> _EXERCISE DETAILS_:
Repeat each line of the material exactly.

> _LISTING_:
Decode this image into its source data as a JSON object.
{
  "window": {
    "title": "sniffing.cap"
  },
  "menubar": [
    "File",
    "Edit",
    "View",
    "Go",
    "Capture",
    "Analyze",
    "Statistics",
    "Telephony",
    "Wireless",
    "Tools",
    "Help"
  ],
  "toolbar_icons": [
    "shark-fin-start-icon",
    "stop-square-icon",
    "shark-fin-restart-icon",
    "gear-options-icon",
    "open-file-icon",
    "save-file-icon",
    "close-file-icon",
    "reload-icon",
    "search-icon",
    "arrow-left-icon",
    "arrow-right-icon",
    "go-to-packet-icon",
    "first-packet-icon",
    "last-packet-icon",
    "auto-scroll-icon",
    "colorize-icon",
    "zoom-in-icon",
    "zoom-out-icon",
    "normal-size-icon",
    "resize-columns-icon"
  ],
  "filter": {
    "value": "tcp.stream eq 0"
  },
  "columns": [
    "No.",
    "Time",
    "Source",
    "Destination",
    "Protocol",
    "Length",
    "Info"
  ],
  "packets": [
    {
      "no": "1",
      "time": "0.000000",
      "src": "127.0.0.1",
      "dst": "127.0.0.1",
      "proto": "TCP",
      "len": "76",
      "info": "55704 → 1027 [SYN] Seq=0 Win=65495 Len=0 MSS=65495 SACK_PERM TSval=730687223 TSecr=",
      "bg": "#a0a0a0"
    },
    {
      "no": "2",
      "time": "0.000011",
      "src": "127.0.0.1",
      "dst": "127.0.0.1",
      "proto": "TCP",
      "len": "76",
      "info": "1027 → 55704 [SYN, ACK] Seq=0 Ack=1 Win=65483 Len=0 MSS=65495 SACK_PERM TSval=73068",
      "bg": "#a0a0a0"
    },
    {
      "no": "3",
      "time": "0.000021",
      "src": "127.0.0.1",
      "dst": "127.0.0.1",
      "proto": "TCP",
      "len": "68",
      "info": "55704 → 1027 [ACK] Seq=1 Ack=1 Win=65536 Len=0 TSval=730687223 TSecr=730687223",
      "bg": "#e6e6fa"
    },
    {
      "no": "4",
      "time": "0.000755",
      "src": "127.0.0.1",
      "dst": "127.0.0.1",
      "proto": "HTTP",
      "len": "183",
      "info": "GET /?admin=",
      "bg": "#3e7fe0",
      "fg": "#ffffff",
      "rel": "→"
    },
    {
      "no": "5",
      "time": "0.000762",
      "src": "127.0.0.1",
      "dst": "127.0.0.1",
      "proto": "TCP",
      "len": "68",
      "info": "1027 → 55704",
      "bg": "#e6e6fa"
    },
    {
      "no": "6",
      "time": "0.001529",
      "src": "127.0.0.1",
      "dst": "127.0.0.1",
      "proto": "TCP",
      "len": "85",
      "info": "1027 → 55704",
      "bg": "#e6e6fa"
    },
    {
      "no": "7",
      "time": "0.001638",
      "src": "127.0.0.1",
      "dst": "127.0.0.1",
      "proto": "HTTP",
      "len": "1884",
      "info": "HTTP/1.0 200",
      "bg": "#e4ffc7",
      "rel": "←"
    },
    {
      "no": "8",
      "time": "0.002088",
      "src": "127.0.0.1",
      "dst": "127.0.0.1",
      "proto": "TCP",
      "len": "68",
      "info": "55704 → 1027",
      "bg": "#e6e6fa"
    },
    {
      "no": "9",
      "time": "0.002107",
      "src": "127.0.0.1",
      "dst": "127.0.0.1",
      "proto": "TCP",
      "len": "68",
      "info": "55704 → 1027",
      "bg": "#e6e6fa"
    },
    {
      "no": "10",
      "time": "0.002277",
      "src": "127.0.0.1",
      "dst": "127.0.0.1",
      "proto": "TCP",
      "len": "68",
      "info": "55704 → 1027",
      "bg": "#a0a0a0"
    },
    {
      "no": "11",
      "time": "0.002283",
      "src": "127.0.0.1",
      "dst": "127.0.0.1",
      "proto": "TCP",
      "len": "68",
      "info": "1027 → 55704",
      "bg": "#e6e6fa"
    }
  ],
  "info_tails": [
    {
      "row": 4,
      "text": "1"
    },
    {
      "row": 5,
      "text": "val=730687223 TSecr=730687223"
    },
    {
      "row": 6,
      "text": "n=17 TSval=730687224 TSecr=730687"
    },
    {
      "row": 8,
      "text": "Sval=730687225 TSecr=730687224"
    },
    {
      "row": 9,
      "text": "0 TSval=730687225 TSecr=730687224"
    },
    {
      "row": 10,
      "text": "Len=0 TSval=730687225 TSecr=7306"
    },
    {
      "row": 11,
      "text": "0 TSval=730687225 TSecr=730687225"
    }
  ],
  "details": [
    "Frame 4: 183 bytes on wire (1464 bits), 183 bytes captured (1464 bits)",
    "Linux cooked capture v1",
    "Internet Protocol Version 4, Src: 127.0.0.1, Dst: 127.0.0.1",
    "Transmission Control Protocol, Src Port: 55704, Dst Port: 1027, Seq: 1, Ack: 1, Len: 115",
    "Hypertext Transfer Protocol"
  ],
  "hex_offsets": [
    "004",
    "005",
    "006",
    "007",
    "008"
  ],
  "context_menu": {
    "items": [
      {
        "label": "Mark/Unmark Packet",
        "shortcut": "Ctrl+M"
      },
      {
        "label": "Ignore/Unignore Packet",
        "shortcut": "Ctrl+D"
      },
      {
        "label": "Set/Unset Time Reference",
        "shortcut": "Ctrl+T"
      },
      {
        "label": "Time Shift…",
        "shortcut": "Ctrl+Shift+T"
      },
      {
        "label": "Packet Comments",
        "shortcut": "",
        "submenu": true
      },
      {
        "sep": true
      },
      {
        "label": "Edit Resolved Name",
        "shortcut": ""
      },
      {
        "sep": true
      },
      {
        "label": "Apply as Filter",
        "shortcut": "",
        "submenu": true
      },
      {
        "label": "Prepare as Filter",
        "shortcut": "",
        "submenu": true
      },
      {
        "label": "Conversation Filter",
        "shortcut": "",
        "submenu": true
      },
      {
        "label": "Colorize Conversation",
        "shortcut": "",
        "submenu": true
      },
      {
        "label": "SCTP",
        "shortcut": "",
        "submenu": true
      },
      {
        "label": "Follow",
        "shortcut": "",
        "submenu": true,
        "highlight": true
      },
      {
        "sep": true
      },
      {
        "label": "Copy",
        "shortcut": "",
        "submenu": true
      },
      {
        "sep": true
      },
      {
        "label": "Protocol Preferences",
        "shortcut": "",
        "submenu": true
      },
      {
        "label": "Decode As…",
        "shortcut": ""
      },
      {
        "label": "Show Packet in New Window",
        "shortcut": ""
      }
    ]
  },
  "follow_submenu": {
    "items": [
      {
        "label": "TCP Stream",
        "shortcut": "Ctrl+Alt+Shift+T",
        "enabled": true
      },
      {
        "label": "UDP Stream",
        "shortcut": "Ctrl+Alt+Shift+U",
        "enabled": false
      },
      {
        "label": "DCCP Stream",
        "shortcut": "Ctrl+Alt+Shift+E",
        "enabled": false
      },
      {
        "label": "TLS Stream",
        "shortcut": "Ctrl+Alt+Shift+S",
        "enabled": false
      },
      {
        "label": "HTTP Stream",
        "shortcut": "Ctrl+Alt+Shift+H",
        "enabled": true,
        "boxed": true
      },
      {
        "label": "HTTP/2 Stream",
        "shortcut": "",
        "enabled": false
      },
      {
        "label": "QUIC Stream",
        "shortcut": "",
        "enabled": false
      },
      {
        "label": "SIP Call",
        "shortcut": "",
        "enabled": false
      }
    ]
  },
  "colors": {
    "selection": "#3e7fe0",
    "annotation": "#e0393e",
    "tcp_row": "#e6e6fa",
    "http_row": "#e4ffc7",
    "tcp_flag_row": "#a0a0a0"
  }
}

> _REPLY_:
Decode this image into its source data as a JSON object.
{
  "window": {
    "title": "sniffing.cap"
  },
  "menubar": [
    "File",
    "Edit",
    "View",
    "Go",
    "Capture",
    "Analyze",
    "Statistics",
    "Telephony",
    "Wireless",
    "Tools",
    "Help"
  ],
  "toolbar_icons": [
    "shark-fin-start-icon",
    "stop-square-icon",
    "shark-fin-restart-icon",
    "gear-options-icon",
    "open-file-icon",
    "save-file-icon",
    "close-file-icon",
    "reload-icon",
    "search-icon",
    "arrow-left-icon",
    "arrow-right-icon",
    "go-to-packet-icon",
    "first-packet-icon",
    "last-packet-icon",
    "auto-scroll-icon",
    "colorize-icon",
    "zoom-in-icon",
    "zoom-out-icon",
    "normal-size-icon",
    "resize-columns-icon"
  ],
  "filter": {
    "value": "tcp.stream eq 0"
  },
  "columns": [
    "No.",
    "Time",
    "Source",
    "Destination",
    "Protocol",
    "Length",
    "Info"
  ],
  "packets": [
    {
      "no": "1",
      "time": "0.000000",
      "src": "127.0.0.1",
      "dst": "127.0.0.1",
      "proto": "TCP",
      "len": "76",
      "info": "55704 → 1027 [SYN] Seq=0 Win=65495 Len=0 MSS=65495 SACK_PERM TSval=730687223 TSecr=",
      "bg": "#a0a0a0"
    },
    {
      "no": "2",
      "time": "0.000011",
      "src": "127.0.0.1",
      "dst": "127.0.0.1",
      "proto": "TCP",
      "len": "76",
      "info": "1027 → 55704 [SYN, ACK] Seq=0 Ack=1 Win=65483 Len=0 MSS=65495 SACK_PERM TSval=73068",
      "bg": "#a0a0a0"
    },
    {
      "no": "3",
      "time": "0.000021",
      "src": "127.0.0.1",
      "dst": "127.0.0.1",
      "proto": "TCP",
      "len": "68",
      "info": "55704 → 1027 [ACK] Seq=1 Ack=1 Win=65536 Len=0 TSval=730687223 TSecr=730687223",
      "bg": "#e6e6fa"
    },
    {
      "no": "4",
      "time": "0.000755",
      "src": "127.0.0.1",
      "dst": "127.0.0.1",
      "proto": "HTTP",
      "len": "183",
      "info": "GET /?admin=",
      "bg": "#3e7fe0",
      "fg": "#ffffff",
      "rel": "→"
    },
    {
      "no": "5",
      "time": "0.000762",
      "src": "127.0.0.1",
      "dst": "127.0.0.1",
      "proto": "TCP",
      "len": "68",
      "info": "1027 → 55704",
      "bg": "#e6e6fa"
    },
    {
      "no": "6",
      "time": "0.001529",
      "src": "127.0.0.1",
      "dst": "127.0.0.1",
      "proto": "TCP",
      "len": "85",
      "info": "1027 → 55704",
      "bg": "#e6e6fa"
    },
    {
      "no": "7",
      "time": "0.001638",
      "src": "127.0.0.1",
      "dst": "127.0.0.1",
      "proto": "HTTP",
      "len": "1884",
      "info": "HTTP/1.0 200",
      "bg": "#e4ffc7",
      "rel": "←"
    },
    {
      "no": "8",
      "time": "0.002088",
      "src": "127.0.0.1",
      "dst": "127.0.0.1",
      "proto": "TCP",
      "len": "68",
      "info": "55704 → 1027",
      "bg": "#e6e6fa"
    },
    {
      "no": "9",
      "time": "0.002107",
      "src": "127.0.0.1",
      "dst": "127.0.0.1",
      "proto": "TCP",
      "len": "68",
      "info": "55704 → 1027",
      "bg": "#e6e6fa"
    },
    {
      "no": "10",
      "time": "0.002277",
      "src": "127.0.0.1",
      "dst": "127.0.0.1",
      "proto": "TCP",
      "len": "68",
      "info": "55704 → 1027",
      "bg": "#a0a0a0"
    },
    {
      "no": "11",
      "time": "0.002283",
      "src": "127.0.0.1",
      "dst": "127.0.0.1",
      "proto": "TCP",
      "len": "68",
      "info": "1027 → 55704",
      "bg": "#e6e6fa"
    }
  ],
  "info_tails": [
    {
      "row": 4,
      "text": "1"
    },
    {
      "row": 5,
      "text": "val=730687223 TSecr=730687223"
    },
    {
      "row": 6,
      "text": "n=17 TSval=730687224 TSecr=730687"
    },
    {
      "row": 8,
      "text": "Sval=730687225 TSecr=730687224"
    },
    {
      "row": 9,
      "text": "0 TSval=730687225 TSecr=730687224"
    },
    {
      "row": 10,
      "text": "Len=0 TSval=730687225 TSecr=7306"
    },
    {
      "row": 11,
      "text": "0 TSval=730687225 TSecr=730687225"
    }
  ],
  "details": [
    "Frame 4: 183 bytes on wire (1464 bits), 183 bytes captured (1464 bits)",
    "Linux cooked capture v1",
    "Internet Protocol Version 4, Src: 127.0.0.1, Dst: 127.0.0.1",
    "Transmission Control Protocol, Src Port: 55704, Dst Port: 1027, Seq: 1, Ack: 1, Len: 115",
    "Hypertext Transfer Protocol"
  ],
  "hex_offsets": [
    "004",
    "005",
    "006",
    "007",
    "008"
  ],
  "context_menu": {
    "items": [
      {
        "label": "Mark/Unmark Packet",
        "shortcut": "Ctrl+M"
      },
      {
        "label": "Ignore/Unignore Packet",
        "shortcut": "Ctrl+D"
      },
      {
        "label": "Set/Unset Time Reference",
        "shortcut": "Ctrl+T"
      },
      {
        "label": "Time Shift…",
        "shortcut": "Ctrl+Shift+T"
      },
      {
        "label": "Packet Comments",
        "shortcut": "",
        "submenu": true
      },
      {
        "sep": true
      },
      {
        "label": "Edit Resolved Name",
        "shortcut": ""
      },
      {
        "sep": true
      },
      {
        "label": "Apply as Filter",
        "shortcut": "",
        "submenu": true
      },
      {
        "label": "Prepare as Filter",
        "shortcut": "",
        "submenu": true
      },
      {
        "label": "Conversation Filter",
        "shortcut": "",
        "submenu": true
      },
      {
        "label": "Colorize Conversation",
        "shortcut": "",
        "submenu": true
      },
      {
        "label": "SCTP",
        "shortcut": "",
        "submenu": true
      },
      {
        "label": "Follow",
        "shortcut": "",
        "submenu": true,
        "highlight": true
      },
      {
        "sep": true
      },
      {
        "label": "Copy",
        "shortcut": "",
        "submenu": true
      },
      {
        "sep": true
      },
      {
        "label": "Protocol Preferences",
        "shortcut": "",
        "submenu": true
      },
      {
        "label": "Decode As…",
        "shortcut": ""
      },
      {
        "label": "Show Packet in New Window",
        "shortcut": ""
      }
    ]
  },
  "follow_submenu": {
    "items": [
      {
        "label": "TCP Stream",
        "shortcut": "Ctrl+Alt+Shift+T",
        "enabled": true
      },
      {
        "label": "UDP Stream",
        "shortcut": "Ctrl+Alt+Shift+U",
        "enabled": false
      },
      {
        "label": "DCCP Stream",
        "shortcut": "Ctrl+Alt+Shift+E",
        "enabled": false
      },
      {
        "label": "TLS Stream",
        "shortcut": "Ctrl+Alt+Shift+S",
        "enabled": false
      },
      {
        "label": "HTTP Stream",
        "shortcut": "Ctrl+Alt+Shift+H",
        "enabled": true,
        "boxed": true
      },
      {
        "label": "HTTP/2 Stream",
        "shortcut": "",
        "enabled": false
      },
      {
        "label": "QUIC Stream",
        "shortcut": "",
        "enabled": false
      },
      {
        "label": "SIP Call",
        "shortcut": "",
        "enabled": false
      }
    ]
  },
  "colors": {
    "selection": "#3e7fe0",
    "annotation": "#e0393e",
    "tcp_row": "#e6e6fa",
    "http_row": "#e4ffc7",
    "tcp_flag_row": "#a0a0a0"
  }
}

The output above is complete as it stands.